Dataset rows
-- start --

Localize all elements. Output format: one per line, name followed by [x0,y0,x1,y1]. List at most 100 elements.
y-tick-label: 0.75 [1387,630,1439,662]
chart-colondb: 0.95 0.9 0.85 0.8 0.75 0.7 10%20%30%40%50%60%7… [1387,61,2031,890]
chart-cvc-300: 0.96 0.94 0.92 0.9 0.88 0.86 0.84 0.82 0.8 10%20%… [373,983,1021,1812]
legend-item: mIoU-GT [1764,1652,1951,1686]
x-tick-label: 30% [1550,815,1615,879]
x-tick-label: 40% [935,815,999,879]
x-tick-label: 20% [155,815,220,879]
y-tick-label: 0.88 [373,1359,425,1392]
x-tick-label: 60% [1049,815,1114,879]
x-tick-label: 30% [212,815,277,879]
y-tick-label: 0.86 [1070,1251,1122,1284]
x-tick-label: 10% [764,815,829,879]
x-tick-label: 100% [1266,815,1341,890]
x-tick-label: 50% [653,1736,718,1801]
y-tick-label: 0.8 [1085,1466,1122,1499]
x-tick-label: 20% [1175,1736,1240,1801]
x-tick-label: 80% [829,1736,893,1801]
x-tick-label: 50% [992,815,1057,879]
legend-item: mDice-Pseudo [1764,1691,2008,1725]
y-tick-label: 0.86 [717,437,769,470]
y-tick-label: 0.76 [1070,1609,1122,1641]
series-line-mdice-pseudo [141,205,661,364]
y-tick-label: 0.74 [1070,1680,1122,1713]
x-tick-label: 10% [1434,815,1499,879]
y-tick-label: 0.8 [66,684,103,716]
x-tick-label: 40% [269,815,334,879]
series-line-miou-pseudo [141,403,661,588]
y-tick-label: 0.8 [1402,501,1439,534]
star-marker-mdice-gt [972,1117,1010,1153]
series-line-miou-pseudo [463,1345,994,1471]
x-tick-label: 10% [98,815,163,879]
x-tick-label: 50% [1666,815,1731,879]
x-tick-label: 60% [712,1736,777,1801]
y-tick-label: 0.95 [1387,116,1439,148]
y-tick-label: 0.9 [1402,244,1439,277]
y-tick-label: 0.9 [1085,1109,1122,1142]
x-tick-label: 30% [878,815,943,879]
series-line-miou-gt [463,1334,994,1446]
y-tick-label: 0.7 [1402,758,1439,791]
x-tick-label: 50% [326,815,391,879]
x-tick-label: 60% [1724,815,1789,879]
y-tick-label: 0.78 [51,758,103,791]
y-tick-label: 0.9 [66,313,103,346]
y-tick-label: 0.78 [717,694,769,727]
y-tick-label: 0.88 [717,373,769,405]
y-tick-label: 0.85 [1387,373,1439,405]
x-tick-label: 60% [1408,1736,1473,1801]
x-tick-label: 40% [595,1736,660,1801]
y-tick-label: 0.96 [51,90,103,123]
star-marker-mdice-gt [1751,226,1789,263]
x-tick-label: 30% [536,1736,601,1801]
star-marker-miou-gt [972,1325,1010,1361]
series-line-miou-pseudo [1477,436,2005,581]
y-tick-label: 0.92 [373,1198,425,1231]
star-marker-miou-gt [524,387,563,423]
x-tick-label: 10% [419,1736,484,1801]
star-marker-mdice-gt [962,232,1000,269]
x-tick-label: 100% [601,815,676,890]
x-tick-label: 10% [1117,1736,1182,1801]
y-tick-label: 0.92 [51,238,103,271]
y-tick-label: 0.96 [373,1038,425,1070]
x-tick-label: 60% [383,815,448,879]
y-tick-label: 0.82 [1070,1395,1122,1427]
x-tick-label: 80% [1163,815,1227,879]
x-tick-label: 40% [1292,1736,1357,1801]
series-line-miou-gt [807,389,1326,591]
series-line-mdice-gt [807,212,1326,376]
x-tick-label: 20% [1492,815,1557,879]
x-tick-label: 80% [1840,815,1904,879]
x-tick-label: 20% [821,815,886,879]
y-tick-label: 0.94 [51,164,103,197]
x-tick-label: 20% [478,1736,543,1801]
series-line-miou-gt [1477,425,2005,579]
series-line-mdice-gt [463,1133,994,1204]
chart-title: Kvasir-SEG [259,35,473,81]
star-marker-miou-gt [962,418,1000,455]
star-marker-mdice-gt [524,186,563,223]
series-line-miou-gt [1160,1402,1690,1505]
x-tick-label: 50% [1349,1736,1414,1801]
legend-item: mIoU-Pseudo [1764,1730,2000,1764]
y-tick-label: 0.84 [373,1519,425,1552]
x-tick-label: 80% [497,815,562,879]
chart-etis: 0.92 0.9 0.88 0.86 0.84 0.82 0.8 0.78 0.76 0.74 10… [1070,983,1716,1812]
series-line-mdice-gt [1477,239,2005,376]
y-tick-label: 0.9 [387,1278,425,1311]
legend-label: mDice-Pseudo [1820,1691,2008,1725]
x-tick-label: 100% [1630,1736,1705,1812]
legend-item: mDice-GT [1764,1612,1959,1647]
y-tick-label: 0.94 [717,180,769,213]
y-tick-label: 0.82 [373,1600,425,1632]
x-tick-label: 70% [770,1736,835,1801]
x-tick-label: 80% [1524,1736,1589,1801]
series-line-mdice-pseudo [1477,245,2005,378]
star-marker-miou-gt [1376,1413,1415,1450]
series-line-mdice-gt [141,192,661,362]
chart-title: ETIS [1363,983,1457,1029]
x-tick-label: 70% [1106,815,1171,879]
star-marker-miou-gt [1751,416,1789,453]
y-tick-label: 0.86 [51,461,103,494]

-- end --

*OBJECTIVE*.
Copy the dataset rows from the very first line down to the line containing "y-tick-label: 0.92 [373,1198,425,1231]", including both of those lines.

*FULL RESPONSE*.
Localize all elements. Output format: one per line, name followed by [x0,y0,x1,y1]. List at most 100 elements.
y-tick-label: 0.75 [1387,630,1439,662]
chart-colondb: 0.95 0.9 0.85 0.8 0.75 0.7 10%20%30%40%50%60%7… [1387,61,2031,890]
chart-cvc-300: 0.96 0.94 0.92 0.9 0.88 0.86 0.84 0.82 0.8 10%20%… [373,983,1021,1812]
legend-item: mIoU-GT [1764,1652,1951,1686]
x-tick-label: 30% [1550,815,1615,879]
x-tick-label: 40% [935,815,999,879]
x-tick-label: 20% [155,815,220,879]
y-tick-label: 0.88 [373,1359,425,1392]
x-tick-label: 60% [1049,815,1114,879]
x-tick-label: 30% [212,815,277,879]
y-tick-label: 0.86 [1070,1251,1122,1284]
x-tick-label: 10% [764,815,829,879]
x-tick-label: 100% [1266,815,1341,890]
x-tick-label: 50% [653,1736,718,1801]
y-tick-label: 0.8 [1085,1466,1122,1499]
x-tick-label: 20% [1175,1736,1240,1801]
x-tick-label: 80% [829,1736,893,1801]
x-tick-label: 50% [992,815,1057,879]
legend-item: mDice-Pseudo [1764,1691,2008,1725]
y-tick-label: 0.86 [717,437,769,470]
y-tick-label: 0.76 [1070,1609,1122,1641]
series-line-mdice-pseudo [141,205,661,364]
y-tick-label: 0.74 [1070,1680,1122,1713]
x-tick-label: 10% [1434,815,1499,879]
y-tick-label: 0.8 [66,684,103,716]
x-tick-label: 40% [269,815,334,879]
series-line-miou-pseudo [141,403,661,588]
y-tick-label: 0.8 [1402,501,1439,534]
star-marker-mdice-gt [972,1117,1010,1153]
series-line-miou-pseudo [463,1345,994,1471]
x-tick-label: 10% [98,815,163,879]
x-tick-label: 50% [1666,815,1731,879]
x-tick-label: 60% [712,1736,777,1801]
y-tick-label: 0.95 [1387,116,1439,148]
y-tick-label: 0.9 [1402,244,1439,277]
y-tick-label: 0.9 [1085,1109,1122,1142]
x-tick-label: 30% [878,815,943,879]
series-line-miou-gt [463,1334,994,1446]
y-tick-label: 0.7 [1402,758,1439,791]
x-tick-label: 50% [326,815,391,879]
x-tick-label: 60% [1724,815,1789,879]
y-tick-label: 0.78 [51,758,103,791]
y-tick-label: 0.9 [66,313,103,346]
y-tick-label: 0.78 [717,694,769,727]
y-tick-label: 0.88 [717,373,769,405]
y-tick-label: 0.85 [1387,373,1439,405]
x-tick-label: 60% [1408,1736,1473,1801]
x-tick-label: 40% [595,1736,660,1801]
y-tick-label: 0.96 [51,90,103,123]
star-marker-mdice-gt [1751,226,1789,263]
x-tick-label: 30% [536,1736,601,1801]
star-marker-miou-gt [972,1325,1010,1361]
series-line-miou-pseudo [1477,436,2005,581]
y-tick-label: 0.92 [373,1198,425,1231]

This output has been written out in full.